Data records:
::::::

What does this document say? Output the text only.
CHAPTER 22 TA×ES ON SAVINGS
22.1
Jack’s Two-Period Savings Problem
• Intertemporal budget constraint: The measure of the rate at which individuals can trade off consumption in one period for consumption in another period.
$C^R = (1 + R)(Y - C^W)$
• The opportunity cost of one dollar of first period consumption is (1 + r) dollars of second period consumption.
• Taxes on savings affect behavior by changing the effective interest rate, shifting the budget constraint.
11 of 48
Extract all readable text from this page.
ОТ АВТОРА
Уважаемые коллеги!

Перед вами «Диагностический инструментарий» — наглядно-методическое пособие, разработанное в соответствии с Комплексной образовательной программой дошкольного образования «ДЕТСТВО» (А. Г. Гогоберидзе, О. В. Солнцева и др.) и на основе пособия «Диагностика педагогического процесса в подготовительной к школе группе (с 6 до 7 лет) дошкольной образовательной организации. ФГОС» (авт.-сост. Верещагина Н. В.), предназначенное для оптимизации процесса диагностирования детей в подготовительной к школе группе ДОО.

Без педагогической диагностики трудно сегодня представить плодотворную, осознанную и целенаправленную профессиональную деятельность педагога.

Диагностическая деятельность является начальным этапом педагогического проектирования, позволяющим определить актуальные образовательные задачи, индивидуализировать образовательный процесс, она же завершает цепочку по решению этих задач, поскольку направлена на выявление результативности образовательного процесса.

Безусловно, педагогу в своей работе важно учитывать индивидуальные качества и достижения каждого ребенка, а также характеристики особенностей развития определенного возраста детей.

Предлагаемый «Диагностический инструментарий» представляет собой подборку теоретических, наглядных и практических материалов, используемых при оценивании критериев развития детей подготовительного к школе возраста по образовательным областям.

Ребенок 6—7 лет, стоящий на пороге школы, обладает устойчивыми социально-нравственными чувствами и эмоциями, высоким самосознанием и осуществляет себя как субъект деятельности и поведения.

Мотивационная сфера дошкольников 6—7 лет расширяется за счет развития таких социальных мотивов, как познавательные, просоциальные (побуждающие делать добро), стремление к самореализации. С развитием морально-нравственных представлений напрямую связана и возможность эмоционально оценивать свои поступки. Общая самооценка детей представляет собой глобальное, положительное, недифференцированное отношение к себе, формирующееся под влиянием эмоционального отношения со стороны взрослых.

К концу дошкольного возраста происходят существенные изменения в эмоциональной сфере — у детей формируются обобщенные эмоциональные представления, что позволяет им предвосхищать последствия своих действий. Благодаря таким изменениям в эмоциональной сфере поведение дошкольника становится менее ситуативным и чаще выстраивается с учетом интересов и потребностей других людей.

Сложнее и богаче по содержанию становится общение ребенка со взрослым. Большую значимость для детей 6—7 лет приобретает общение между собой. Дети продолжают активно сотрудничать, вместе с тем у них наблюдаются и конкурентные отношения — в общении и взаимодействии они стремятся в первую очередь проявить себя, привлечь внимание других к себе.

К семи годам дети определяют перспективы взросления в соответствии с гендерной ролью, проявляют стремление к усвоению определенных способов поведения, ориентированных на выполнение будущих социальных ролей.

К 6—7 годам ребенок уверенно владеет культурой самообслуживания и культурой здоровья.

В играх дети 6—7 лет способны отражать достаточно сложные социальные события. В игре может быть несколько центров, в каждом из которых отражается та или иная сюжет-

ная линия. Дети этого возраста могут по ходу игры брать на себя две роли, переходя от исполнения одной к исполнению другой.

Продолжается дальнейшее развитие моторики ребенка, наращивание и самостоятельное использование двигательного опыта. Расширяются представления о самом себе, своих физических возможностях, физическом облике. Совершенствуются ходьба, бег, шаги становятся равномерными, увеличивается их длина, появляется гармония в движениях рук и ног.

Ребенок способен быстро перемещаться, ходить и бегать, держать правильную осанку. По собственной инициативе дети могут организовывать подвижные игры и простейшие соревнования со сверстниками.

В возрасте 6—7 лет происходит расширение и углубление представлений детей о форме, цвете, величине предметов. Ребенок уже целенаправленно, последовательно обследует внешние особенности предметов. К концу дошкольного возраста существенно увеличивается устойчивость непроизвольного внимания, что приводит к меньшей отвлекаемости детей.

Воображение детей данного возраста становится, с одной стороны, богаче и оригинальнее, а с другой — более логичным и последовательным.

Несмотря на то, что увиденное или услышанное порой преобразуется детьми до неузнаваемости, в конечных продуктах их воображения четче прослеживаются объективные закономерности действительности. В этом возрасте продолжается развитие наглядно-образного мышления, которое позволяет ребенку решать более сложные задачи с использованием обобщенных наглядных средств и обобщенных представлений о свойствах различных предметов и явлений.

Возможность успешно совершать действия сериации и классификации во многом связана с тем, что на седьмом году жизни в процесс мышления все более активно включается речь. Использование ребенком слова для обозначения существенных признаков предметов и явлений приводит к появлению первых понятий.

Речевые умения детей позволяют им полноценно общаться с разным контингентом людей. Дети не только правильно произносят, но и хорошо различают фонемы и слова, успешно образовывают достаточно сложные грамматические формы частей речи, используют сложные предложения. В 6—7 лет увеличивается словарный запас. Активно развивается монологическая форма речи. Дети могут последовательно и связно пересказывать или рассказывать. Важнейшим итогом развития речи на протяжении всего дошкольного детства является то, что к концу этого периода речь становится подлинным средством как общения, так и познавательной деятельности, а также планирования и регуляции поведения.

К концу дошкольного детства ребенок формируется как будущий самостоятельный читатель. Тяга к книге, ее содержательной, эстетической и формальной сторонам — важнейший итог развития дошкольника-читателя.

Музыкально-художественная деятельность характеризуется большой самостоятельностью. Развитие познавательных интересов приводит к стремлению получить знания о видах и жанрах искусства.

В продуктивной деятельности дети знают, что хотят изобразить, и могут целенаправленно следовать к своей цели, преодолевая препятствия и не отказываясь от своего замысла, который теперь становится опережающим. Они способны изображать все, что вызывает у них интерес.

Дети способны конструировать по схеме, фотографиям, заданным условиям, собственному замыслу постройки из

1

::::::

[TASK DETAILS]
State how many lines of the entries above include the word "наглядных", offering no text other than the number.

[SOLUTION TO THIS PROBLEM]
2